--- Entries supplied ---
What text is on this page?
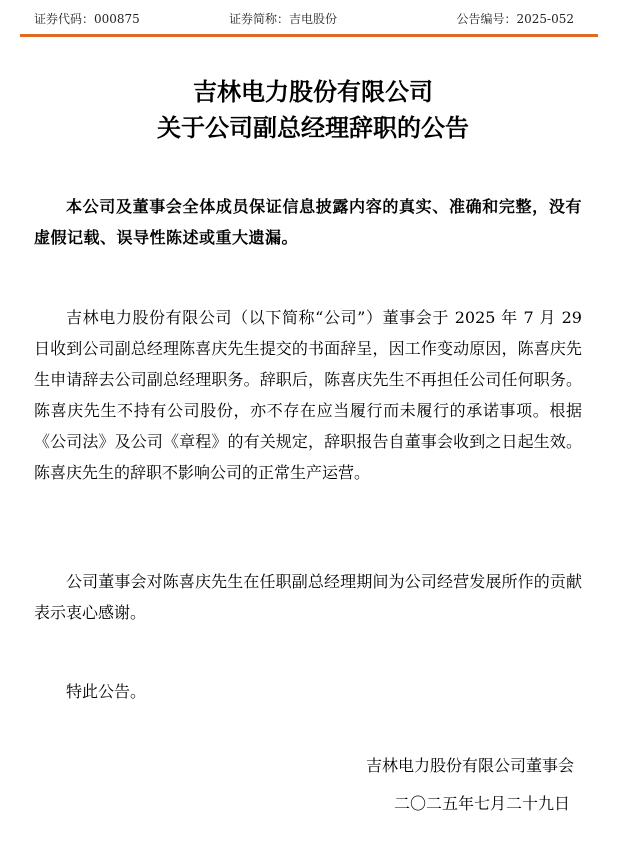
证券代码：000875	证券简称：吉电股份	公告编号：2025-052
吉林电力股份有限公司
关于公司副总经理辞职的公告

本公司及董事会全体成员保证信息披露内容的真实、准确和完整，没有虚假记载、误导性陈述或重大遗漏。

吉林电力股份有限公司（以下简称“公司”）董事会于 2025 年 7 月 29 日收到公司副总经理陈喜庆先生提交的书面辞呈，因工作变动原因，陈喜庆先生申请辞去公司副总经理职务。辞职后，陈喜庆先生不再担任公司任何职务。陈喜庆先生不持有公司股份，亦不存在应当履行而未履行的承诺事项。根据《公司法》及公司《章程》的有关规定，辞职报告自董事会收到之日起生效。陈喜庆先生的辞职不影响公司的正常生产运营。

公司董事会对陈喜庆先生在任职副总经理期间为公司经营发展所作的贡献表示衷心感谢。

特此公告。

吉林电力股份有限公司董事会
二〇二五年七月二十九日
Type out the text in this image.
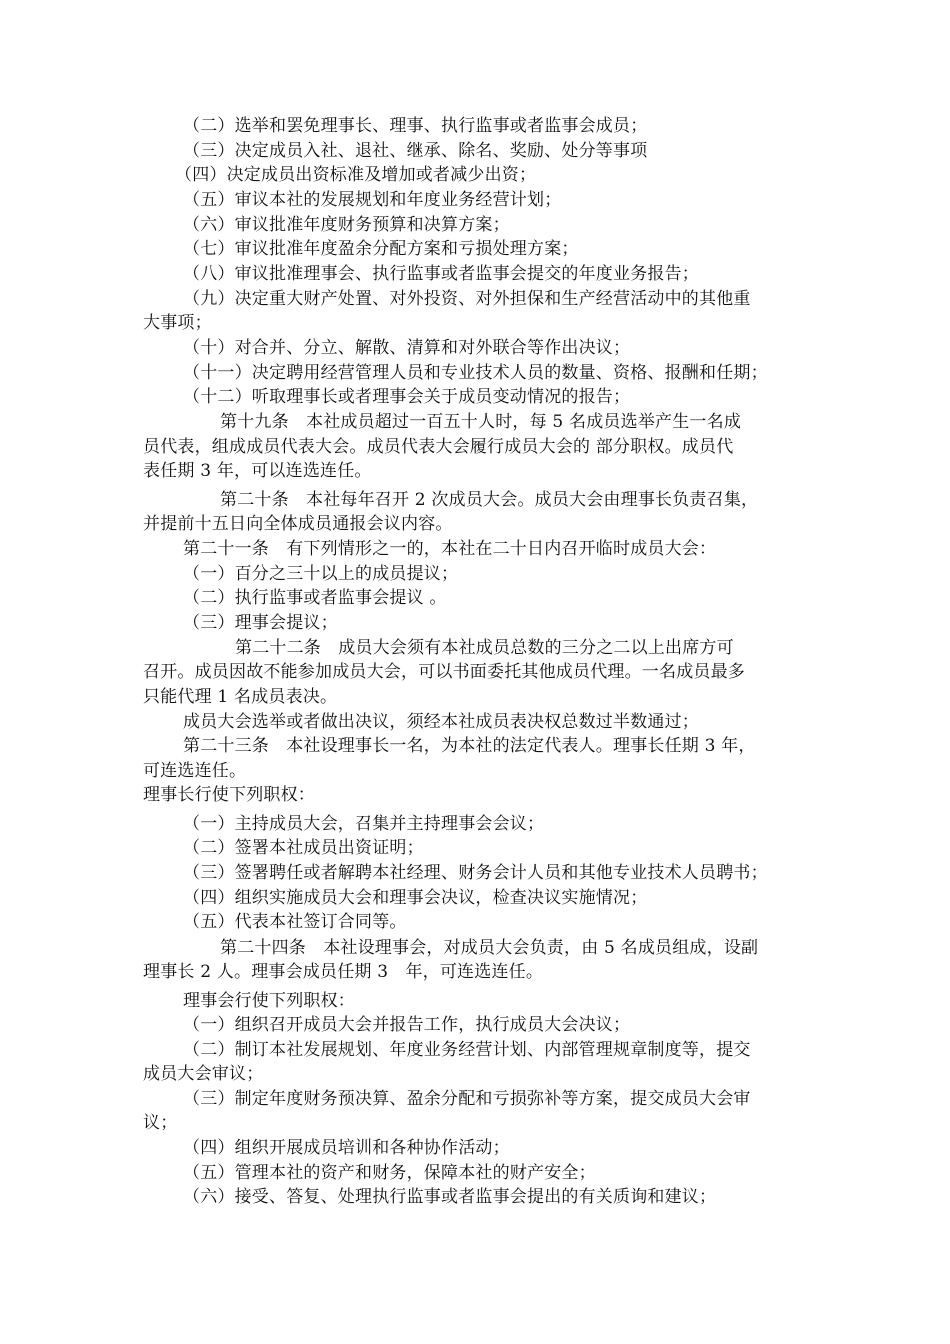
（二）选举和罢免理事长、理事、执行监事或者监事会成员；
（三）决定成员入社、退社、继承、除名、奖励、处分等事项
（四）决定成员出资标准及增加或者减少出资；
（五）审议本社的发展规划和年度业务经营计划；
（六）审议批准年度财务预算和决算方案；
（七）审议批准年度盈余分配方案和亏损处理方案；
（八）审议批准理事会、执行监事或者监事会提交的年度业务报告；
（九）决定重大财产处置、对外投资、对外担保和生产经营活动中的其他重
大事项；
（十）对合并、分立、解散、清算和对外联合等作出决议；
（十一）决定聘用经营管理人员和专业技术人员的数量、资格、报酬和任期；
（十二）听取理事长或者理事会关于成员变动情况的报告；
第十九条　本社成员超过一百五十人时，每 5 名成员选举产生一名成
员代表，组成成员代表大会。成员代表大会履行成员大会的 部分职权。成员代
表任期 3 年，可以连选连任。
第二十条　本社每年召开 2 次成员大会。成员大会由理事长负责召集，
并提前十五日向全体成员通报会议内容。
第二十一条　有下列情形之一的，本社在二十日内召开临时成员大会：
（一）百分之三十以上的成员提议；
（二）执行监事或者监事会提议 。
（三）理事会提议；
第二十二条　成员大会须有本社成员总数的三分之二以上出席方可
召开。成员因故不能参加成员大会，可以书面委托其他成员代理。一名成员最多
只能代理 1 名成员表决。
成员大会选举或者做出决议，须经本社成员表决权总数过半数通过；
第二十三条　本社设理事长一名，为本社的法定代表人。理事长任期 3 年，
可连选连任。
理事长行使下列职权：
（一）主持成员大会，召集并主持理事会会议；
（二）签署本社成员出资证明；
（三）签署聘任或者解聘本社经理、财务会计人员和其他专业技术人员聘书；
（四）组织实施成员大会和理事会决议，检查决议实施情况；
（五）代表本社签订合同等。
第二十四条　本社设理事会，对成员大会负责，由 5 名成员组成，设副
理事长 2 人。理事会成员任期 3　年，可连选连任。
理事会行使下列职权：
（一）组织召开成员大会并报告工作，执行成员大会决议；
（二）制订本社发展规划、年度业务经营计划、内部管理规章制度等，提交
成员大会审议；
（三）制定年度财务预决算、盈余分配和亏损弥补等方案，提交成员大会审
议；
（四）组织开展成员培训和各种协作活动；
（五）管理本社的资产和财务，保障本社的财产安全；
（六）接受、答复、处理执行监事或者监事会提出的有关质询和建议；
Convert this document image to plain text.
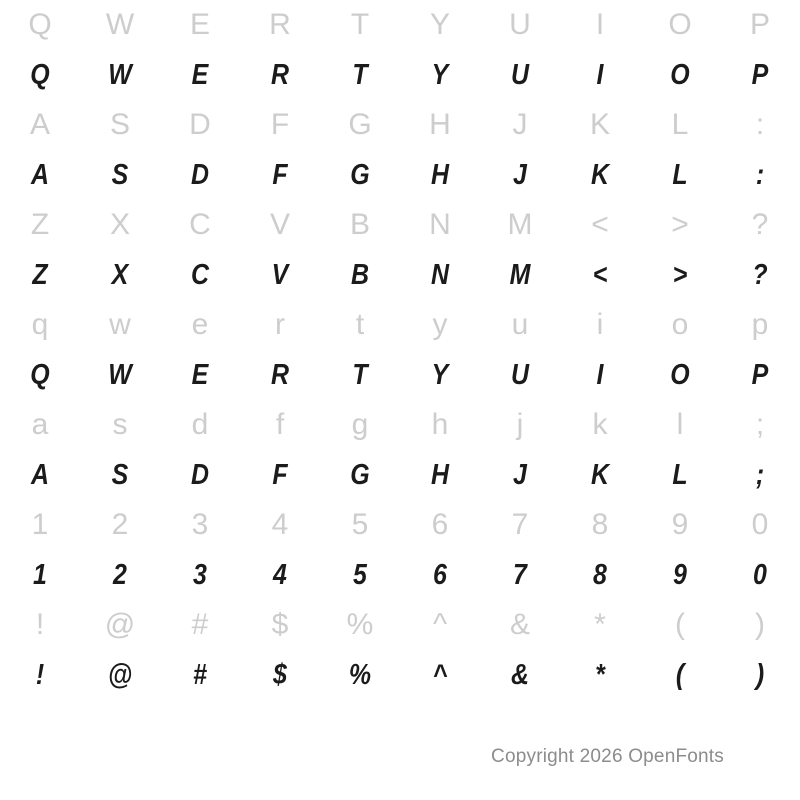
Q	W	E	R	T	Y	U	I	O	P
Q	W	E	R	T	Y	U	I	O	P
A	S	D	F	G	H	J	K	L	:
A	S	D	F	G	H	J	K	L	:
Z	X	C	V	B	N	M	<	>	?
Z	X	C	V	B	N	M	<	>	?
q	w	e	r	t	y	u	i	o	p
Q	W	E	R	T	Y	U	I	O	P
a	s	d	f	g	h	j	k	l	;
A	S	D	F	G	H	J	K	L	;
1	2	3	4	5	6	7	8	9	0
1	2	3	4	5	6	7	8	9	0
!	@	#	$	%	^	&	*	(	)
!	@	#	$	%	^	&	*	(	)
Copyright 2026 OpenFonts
---
Beginning at the line with "Convert this document image to plain text.", reproduce each line exactly through the last line of the records above, with pictures left out.

Convert this document image to plain text.
Q	W	E	R	T	Y	U	I	O	P
Q	W	E	R	T	Y	U	I	O	P
A	S	D	F	G	H	J	K	L	:
A	S	D	F	G	H	J	K	L	:
Z	X	C	V	B	N	M	<	>	?
Z	X	C	V	B	N	M	<	>	?
q	w	e	r	t	y	u	i	o	p
Q	W	E	R	T	Y	U	I	O	P
a	s	d	f	g	h	j	k	l	;
A	S	D	F	G	H	J	K	L	;
1	2	3	4	5	6	7	8	9	0
1	2	3	4	5	6	7	8	9	0
!	@	#	$	%	^	&	*	(	)
!	@	#	$	%	^	&	*	(	)
Copyright 2026 OpenFonts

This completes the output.